▸ **Data shown**:
++++++++++

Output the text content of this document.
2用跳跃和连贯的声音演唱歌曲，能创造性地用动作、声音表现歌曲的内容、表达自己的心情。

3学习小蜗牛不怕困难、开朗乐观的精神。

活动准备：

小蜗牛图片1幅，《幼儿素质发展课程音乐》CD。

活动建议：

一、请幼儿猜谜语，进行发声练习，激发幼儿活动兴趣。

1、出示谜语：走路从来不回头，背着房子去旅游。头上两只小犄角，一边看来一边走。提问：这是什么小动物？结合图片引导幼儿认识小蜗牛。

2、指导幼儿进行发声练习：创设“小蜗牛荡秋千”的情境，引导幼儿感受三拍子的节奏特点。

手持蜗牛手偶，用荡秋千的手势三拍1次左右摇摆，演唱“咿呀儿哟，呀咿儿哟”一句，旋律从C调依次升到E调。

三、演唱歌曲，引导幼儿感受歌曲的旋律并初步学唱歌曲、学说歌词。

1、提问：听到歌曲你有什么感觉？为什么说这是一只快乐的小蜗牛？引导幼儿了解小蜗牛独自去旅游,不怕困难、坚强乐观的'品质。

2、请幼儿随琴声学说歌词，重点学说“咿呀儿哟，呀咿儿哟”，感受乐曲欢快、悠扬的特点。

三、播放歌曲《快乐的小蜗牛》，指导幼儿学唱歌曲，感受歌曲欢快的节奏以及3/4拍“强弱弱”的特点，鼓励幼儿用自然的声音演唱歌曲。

++++++++++

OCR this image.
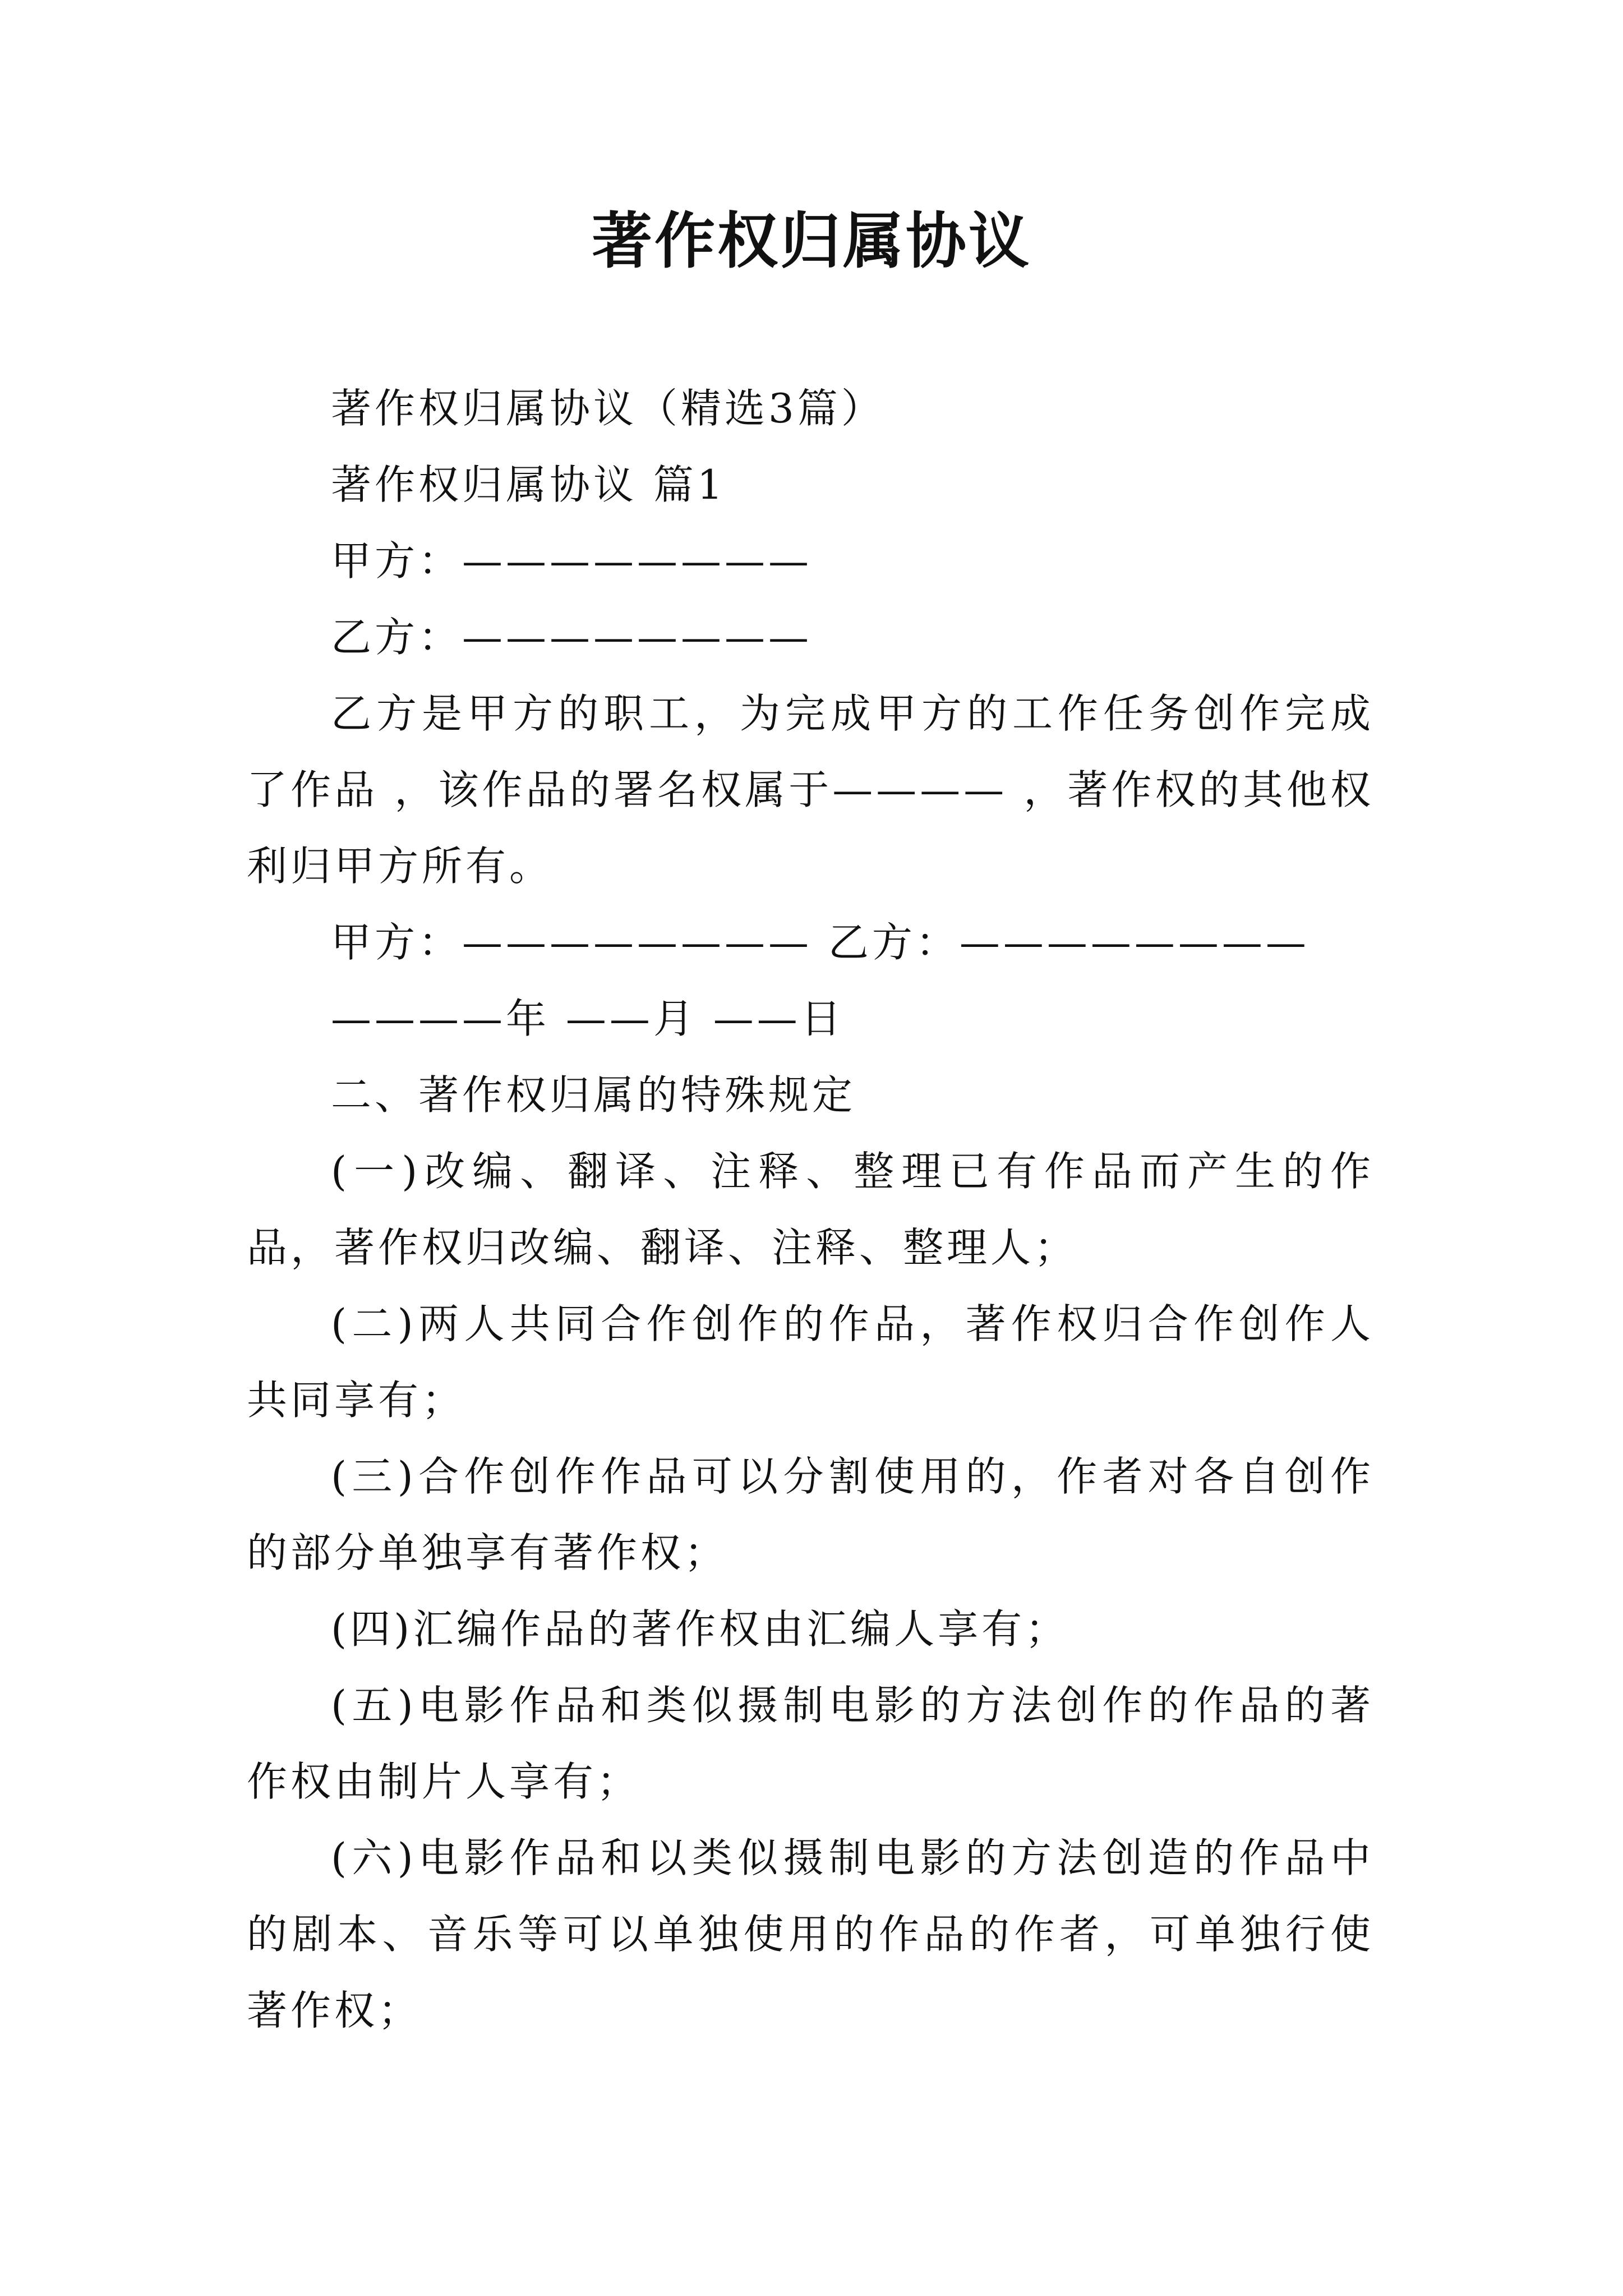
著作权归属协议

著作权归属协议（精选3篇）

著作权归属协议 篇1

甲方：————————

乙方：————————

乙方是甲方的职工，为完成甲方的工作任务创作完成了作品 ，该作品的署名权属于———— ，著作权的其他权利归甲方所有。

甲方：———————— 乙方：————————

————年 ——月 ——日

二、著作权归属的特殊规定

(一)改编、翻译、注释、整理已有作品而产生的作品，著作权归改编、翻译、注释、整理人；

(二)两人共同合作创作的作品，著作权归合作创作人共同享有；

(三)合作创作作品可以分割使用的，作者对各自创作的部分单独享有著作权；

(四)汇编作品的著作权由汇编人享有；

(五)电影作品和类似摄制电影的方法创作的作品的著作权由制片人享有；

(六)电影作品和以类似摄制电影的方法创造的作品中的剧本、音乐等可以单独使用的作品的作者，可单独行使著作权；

++++++++++

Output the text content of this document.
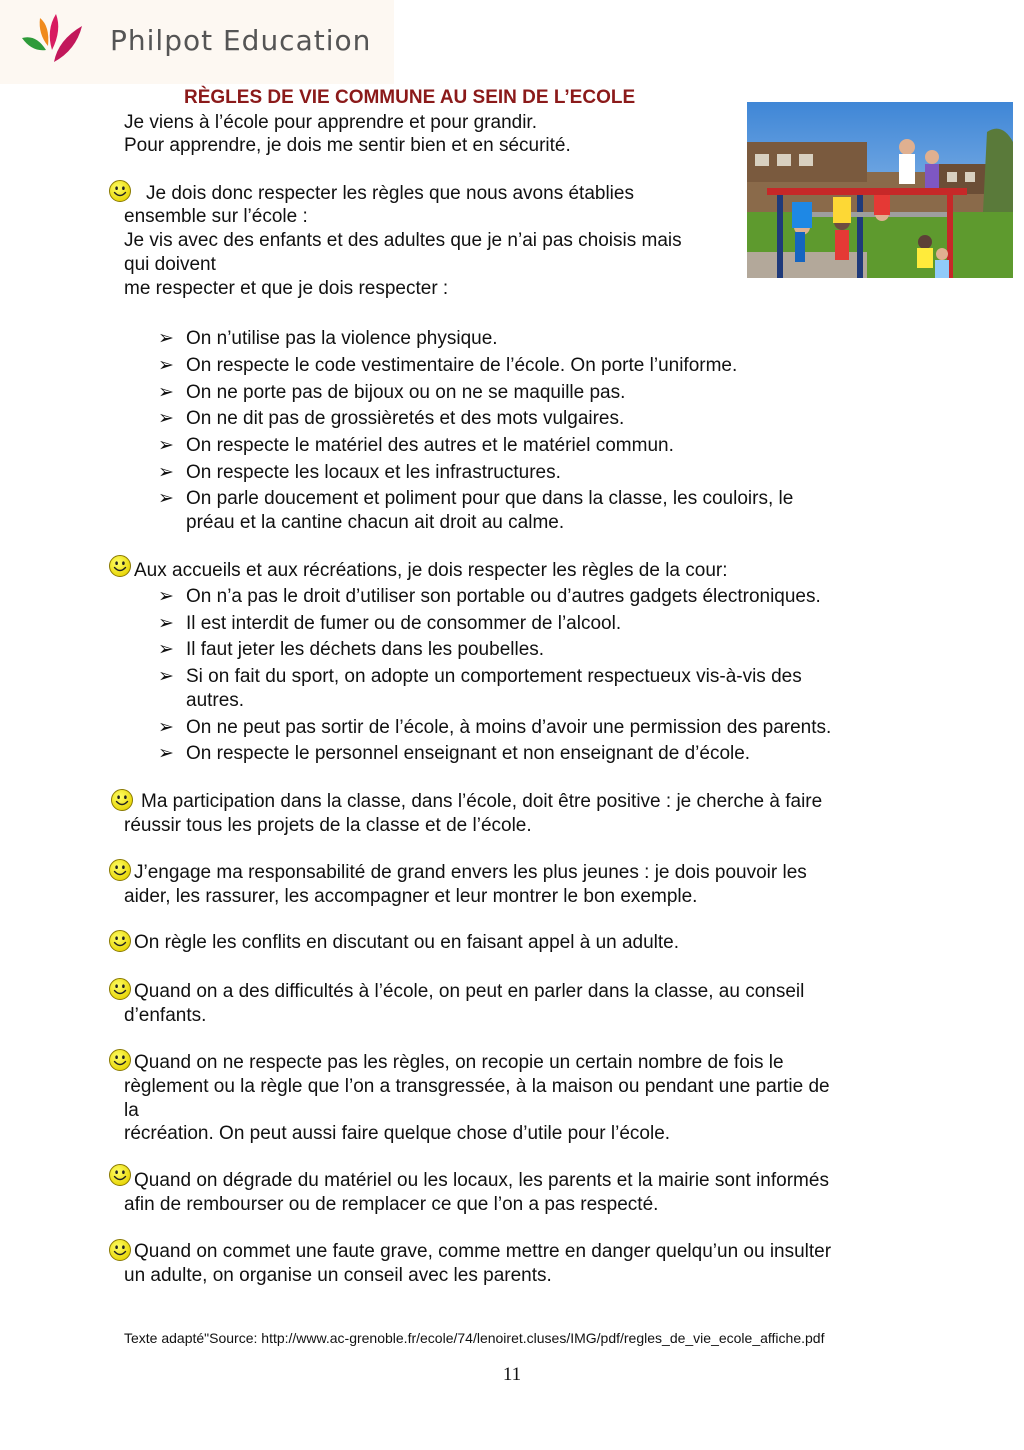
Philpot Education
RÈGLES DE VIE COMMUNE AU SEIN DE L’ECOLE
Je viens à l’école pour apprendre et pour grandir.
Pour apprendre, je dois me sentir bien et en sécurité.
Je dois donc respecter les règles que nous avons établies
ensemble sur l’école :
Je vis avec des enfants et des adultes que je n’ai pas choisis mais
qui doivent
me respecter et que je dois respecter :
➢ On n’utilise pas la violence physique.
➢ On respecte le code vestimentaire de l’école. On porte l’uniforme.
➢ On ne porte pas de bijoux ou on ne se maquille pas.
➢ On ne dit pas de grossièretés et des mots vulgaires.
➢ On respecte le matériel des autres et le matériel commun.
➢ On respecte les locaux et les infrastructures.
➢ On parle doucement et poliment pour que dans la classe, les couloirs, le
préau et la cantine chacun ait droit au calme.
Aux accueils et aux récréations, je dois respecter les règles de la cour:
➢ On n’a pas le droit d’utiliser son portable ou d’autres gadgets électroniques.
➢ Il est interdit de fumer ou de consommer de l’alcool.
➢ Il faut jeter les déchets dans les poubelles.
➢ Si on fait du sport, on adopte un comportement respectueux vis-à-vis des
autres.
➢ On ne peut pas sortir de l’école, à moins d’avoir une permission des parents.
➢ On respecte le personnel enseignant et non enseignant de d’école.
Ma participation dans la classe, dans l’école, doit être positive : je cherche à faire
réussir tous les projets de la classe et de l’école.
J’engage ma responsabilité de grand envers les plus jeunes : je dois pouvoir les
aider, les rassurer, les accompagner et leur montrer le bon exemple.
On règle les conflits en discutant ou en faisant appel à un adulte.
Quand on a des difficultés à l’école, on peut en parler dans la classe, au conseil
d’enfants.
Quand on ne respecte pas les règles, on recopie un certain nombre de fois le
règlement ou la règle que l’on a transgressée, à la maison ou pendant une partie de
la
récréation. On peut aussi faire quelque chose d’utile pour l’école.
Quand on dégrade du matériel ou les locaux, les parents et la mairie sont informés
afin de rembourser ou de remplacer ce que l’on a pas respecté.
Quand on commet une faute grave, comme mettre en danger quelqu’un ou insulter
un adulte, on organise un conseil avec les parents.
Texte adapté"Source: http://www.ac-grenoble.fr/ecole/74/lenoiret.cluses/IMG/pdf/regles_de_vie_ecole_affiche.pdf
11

++++++++++

▸ **Written request**:
Scan the listing above and copy all lines containing the word "droit".

▸ **Result of the task**:
préau et la cantine chacun ait droit au calme.
➢ On n’a pas le droit d’utiliser son portable ou d’autres gadgets électroniques.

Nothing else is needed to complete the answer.